*** Opening Text section ***

“Exclusionary nationalism is a sickness caused by the divisive and opportunistic leadership of Howard,” says Henry Pill. “It will remain strong, and racial tensions will remain high, and debates over the meaning of Australia day will rage ever longer, without leadership which rejects the ever-dangerous spoils of racial politics.”
Another year, another Australia Day controversy. As is the recent custom, Australia Day provoked some furious debate, even compared to the levels of fury which have become the norm. It is a strange pastime for a strange time. And this is the strangest time. Australia is in the grip of a full blown crisis of national identity.
Martin Flanagan’s terrific piece here presents a strong case for moving the date of Australia’s national day. The current day is essentially a poke in the eye for Aboriginal Australia, and a national day in name only. We can do better.
But disagreements surrounding Australia Day have gone far beyond the Aboriginal community. Every year, the familiar carnival ensues: truck loads of American-style flag waving and accompanying paraphernalia, buckets of racially-tinged jingoism, then the inevitable backlash by those uncomfortable with it, or marginalised by it.
But we should not mistake the symptom for the disease. We are a nation divided not by Australia day but by two geometrically opposed notions of national identity. The first, the product of decades of post-war nation building, the second the product, as Flanagan rightly points out, of the inglorious Howard-era culture wars. One well-worn, civic and pluralist, the other brash, new and exclusionary — particularly towards Asians.
This is the debate which is playing out, year after year on and around Australia Day, a contest for legitimacy as two groups with fundamentally different views about who Australians are and what Australia represents compete for legitimacy.
National identity has always been a question of leadership. A crisis of national identity, doubly so.
In his classic essay on the campaign trail The Weasel, Twelve Monkeys and the Shrub David Foster Wallace discusses two types of political leaders, the “real leader”, who inspires people and nations to be better, and the “salesman” who gives constituents what they want to hear.
I would add a third category of leader: The Parasite, exploiting the weaknesses of constituents for their own electoral gain.
This ascendant exclusionary nationalism is a sickness caused by the divisive and opportunistic leadership of Howard. It will remain strong, and racial tensions will remain high, and debates over the meaning of Australia Day will rage ever longer, without leadership which rejects the ever-dangerous spoils of racial politics.
In the meantime, two Australias stare at each other over an ideological chasm — both claiming to be custodians of the real Australian national identity. We are a house divided, ever closer to the rest of the world and further from each other.

*** Closing Text section ***
*** Opening Data records ***

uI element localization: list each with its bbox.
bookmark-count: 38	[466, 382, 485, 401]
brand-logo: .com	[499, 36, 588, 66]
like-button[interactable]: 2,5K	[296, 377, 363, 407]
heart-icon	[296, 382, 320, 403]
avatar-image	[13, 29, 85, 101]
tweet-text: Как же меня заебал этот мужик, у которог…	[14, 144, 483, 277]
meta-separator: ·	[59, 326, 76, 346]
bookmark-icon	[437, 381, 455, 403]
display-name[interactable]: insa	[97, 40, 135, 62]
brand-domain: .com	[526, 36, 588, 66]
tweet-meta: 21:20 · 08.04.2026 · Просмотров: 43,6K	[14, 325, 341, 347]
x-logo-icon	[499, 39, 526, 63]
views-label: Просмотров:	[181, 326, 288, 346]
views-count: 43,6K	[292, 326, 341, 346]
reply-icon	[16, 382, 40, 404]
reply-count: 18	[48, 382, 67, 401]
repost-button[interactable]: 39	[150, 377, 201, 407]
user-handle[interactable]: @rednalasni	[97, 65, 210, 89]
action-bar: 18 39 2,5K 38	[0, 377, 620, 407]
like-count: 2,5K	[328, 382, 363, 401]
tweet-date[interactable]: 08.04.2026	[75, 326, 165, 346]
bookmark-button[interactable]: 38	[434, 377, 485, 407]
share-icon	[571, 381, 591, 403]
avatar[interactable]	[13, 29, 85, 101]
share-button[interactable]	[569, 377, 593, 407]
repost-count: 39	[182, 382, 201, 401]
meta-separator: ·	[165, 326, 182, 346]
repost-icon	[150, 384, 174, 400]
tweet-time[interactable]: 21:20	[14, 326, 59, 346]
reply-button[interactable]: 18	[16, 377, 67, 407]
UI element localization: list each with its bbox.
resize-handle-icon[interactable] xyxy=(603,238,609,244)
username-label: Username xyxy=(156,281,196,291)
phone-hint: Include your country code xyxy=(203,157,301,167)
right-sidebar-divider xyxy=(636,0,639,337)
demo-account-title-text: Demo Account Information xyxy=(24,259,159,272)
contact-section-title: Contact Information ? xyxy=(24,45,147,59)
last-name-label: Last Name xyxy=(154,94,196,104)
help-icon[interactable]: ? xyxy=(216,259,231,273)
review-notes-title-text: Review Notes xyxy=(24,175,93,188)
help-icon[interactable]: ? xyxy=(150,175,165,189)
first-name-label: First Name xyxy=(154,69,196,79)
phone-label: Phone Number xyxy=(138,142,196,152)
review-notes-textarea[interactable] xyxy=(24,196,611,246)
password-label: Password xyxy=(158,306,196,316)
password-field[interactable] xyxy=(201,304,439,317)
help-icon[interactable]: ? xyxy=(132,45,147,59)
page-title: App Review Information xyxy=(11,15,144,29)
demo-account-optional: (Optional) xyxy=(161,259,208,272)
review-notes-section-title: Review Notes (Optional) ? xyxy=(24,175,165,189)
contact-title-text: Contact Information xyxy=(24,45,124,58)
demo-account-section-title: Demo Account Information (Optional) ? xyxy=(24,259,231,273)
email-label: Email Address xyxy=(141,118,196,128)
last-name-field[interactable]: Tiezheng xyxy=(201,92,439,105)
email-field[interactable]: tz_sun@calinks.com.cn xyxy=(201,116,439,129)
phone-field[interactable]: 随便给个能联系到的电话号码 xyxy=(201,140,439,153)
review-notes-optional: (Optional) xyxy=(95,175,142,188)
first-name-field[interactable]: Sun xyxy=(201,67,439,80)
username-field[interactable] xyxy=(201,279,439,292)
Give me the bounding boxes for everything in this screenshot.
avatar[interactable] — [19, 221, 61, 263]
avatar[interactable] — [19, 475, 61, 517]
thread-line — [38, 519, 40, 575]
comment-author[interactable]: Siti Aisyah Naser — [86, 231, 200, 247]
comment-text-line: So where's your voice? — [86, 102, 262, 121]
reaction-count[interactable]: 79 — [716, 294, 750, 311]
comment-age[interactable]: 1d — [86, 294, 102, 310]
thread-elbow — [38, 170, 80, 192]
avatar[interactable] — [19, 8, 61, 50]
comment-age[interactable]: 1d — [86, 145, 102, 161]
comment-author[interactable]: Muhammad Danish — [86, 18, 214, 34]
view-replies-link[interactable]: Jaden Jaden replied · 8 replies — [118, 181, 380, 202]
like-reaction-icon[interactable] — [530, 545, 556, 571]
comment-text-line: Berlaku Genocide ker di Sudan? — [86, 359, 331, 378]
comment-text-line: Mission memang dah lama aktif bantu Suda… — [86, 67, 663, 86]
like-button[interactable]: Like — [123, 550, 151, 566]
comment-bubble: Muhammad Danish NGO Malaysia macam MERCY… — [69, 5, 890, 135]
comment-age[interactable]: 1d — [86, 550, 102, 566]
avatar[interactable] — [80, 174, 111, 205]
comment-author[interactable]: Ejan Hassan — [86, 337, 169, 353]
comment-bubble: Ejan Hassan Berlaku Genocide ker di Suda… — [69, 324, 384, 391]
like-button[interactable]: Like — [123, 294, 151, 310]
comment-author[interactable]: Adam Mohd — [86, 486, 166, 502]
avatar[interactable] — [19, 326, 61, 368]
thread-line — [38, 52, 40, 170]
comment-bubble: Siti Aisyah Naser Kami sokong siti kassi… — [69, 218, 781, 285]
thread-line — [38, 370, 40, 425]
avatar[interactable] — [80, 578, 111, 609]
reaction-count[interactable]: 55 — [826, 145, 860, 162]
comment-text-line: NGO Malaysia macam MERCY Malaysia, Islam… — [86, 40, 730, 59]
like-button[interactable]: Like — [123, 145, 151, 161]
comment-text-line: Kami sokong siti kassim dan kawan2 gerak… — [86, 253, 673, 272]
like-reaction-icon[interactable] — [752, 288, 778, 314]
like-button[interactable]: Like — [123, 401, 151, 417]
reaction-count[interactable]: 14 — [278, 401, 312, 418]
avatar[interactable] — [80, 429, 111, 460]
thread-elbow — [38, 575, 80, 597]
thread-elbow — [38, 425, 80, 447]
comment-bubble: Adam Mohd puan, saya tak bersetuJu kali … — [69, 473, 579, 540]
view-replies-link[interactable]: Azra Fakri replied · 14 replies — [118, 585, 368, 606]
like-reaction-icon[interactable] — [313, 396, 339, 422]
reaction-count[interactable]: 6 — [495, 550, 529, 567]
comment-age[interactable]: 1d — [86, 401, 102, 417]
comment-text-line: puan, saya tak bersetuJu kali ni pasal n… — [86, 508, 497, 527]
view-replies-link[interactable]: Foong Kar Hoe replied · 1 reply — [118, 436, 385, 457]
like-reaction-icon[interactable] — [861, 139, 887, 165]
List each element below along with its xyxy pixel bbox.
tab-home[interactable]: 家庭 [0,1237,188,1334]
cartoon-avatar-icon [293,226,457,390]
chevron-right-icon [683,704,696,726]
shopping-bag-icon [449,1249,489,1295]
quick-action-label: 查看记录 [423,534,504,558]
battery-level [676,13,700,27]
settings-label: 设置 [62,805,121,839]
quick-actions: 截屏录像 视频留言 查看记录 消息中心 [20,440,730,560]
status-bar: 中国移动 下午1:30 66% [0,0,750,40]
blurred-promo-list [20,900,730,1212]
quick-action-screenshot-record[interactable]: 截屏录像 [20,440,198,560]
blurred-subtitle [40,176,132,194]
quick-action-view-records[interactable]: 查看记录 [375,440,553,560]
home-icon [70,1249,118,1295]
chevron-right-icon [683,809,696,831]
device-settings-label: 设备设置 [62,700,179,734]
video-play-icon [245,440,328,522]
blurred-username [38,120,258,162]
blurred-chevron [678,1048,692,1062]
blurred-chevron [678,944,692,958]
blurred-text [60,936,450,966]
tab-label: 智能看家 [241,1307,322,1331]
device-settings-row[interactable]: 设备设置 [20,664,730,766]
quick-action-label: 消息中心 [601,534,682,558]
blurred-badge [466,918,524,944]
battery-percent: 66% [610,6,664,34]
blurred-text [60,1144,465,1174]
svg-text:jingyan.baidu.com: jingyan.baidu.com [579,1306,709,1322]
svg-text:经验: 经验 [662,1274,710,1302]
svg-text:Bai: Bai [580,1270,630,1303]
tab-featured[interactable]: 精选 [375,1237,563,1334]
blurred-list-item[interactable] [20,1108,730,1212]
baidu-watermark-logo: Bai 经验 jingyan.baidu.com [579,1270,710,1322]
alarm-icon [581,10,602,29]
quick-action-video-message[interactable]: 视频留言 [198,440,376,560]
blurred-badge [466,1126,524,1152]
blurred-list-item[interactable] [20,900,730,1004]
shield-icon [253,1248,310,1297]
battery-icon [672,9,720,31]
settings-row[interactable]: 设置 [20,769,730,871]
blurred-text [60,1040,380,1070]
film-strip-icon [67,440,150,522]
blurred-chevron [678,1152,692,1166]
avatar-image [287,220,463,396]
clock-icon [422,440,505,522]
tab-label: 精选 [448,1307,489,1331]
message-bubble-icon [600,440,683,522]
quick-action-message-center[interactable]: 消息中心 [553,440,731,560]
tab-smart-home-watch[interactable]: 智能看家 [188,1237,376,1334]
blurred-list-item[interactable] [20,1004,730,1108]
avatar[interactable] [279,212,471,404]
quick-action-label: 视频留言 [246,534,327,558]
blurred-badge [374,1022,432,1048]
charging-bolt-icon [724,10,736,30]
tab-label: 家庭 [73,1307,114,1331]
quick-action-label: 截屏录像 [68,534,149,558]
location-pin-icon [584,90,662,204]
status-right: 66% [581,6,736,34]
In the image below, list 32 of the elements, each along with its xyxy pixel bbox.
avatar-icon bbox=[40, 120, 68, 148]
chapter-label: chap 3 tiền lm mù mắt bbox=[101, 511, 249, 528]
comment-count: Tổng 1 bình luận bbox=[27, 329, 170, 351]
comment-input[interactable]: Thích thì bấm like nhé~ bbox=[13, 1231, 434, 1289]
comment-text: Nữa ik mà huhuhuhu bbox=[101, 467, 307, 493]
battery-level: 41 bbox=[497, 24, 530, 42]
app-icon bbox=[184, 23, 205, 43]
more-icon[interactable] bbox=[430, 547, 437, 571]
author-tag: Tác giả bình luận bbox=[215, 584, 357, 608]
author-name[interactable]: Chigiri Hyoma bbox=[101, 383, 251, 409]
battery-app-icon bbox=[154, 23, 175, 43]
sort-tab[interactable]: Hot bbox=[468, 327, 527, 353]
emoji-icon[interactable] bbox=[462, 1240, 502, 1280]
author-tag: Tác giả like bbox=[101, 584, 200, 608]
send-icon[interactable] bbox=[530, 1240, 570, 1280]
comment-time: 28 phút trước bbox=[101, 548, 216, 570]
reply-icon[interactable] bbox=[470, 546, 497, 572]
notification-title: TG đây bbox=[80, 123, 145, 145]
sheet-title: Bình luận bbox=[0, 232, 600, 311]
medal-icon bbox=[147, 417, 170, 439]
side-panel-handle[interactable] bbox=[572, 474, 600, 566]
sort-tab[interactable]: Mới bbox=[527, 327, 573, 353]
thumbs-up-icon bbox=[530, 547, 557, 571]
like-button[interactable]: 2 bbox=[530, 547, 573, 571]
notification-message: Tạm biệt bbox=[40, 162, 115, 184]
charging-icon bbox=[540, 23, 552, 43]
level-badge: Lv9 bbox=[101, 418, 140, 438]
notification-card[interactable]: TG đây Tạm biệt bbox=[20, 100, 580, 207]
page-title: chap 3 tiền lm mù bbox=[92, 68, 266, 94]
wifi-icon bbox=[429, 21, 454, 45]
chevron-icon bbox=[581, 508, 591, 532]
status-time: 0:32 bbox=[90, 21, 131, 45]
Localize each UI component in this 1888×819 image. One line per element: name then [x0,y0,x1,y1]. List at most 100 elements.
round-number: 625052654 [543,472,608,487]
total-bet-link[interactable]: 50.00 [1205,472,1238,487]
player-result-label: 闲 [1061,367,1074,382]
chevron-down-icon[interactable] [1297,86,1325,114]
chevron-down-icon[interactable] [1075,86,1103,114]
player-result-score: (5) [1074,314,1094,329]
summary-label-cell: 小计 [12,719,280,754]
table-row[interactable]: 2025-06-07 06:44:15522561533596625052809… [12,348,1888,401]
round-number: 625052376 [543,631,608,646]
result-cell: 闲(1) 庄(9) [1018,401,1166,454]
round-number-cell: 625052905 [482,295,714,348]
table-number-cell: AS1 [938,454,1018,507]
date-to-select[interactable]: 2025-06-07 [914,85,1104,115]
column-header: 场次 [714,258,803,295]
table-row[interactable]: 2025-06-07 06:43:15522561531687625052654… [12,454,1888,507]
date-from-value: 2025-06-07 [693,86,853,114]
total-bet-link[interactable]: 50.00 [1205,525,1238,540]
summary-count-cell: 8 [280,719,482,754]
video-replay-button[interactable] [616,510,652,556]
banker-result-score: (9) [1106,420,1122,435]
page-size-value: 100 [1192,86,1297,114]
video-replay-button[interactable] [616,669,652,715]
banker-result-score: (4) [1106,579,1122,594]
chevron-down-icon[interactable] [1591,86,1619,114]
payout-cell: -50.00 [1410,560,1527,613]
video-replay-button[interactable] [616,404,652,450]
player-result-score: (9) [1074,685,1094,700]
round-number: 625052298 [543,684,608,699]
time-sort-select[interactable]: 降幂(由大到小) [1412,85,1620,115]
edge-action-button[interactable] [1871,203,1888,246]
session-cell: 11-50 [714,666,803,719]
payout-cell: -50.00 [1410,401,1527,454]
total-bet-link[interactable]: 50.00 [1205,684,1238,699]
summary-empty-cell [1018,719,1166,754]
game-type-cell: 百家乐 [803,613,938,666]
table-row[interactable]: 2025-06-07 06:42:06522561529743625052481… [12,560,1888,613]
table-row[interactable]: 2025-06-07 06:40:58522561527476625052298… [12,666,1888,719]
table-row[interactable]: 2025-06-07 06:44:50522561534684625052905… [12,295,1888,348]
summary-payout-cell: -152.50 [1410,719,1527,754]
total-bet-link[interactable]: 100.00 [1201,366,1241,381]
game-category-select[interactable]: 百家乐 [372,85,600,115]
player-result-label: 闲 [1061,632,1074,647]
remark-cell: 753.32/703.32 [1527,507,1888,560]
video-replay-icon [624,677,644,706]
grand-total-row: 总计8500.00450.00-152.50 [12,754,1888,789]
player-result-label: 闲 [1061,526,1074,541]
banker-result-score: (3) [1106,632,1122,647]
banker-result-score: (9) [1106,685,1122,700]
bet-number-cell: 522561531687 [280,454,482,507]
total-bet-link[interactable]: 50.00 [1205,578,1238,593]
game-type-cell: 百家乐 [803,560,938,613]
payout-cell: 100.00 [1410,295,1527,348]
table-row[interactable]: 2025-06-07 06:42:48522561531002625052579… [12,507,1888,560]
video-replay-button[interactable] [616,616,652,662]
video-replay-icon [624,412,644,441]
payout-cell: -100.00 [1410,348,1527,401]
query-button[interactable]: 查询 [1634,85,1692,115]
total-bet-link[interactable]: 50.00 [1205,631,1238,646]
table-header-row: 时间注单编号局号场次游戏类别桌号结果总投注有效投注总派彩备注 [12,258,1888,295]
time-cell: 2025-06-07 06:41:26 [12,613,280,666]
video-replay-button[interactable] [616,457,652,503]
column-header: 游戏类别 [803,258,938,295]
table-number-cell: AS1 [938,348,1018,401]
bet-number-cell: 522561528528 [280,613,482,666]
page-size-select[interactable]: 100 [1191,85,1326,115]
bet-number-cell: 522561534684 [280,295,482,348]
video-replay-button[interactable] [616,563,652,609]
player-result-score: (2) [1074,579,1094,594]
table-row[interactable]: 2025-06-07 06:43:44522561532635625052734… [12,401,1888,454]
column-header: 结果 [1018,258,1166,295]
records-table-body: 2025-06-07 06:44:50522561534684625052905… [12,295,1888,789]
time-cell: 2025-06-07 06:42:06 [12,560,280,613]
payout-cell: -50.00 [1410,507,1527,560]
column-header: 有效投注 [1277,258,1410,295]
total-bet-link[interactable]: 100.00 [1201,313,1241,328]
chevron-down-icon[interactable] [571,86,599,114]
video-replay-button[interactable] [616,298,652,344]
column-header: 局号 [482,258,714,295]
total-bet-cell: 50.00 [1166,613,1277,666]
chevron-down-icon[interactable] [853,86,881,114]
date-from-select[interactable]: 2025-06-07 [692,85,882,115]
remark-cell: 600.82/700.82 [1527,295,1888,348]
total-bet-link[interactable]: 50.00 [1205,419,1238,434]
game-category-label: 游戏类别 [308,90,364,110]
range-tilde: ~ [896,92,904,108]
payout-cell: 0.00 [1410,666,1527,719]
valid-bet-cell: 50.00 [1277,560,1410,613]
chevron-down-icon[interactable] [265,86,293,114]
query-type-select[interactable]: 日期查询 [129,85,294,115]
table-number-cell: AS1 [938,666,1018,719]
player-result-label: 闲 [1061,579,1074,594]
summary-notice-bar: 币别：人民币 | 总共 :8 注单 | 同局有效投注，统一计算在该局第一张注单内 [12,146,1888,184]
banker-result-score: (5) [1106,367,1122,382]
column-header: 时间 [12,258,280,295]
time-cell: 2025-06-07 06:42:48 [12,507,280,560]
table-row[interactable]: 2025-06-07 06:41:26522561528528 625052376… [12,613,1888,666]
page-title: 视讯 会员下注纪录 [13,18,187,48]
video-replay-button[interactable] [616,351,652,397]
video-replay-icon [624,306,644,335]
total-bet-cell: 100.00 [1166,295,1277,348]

*** Closing Data records ***

Your task:
Copy the passage of the Australia Day text that begins with "National identity has" and ends after "own electoral gain.", substituting "huckster" for "salesman".

Task answer:
National identity has always been a question of leadership. A crisis of national identity, doubly so.
In his classic essay on the campaign trail The Weasel, Twelve Monkeys and the Shrub David Foster Wallace discusses two types of political leaders, the “real leader”, who inspires people and nations to be better, and the “huckster” who gives constituents what they want to hear.
I would add a third category of leader: The Parasite, exploiting the weaknesses of constituents for their own electoral gain.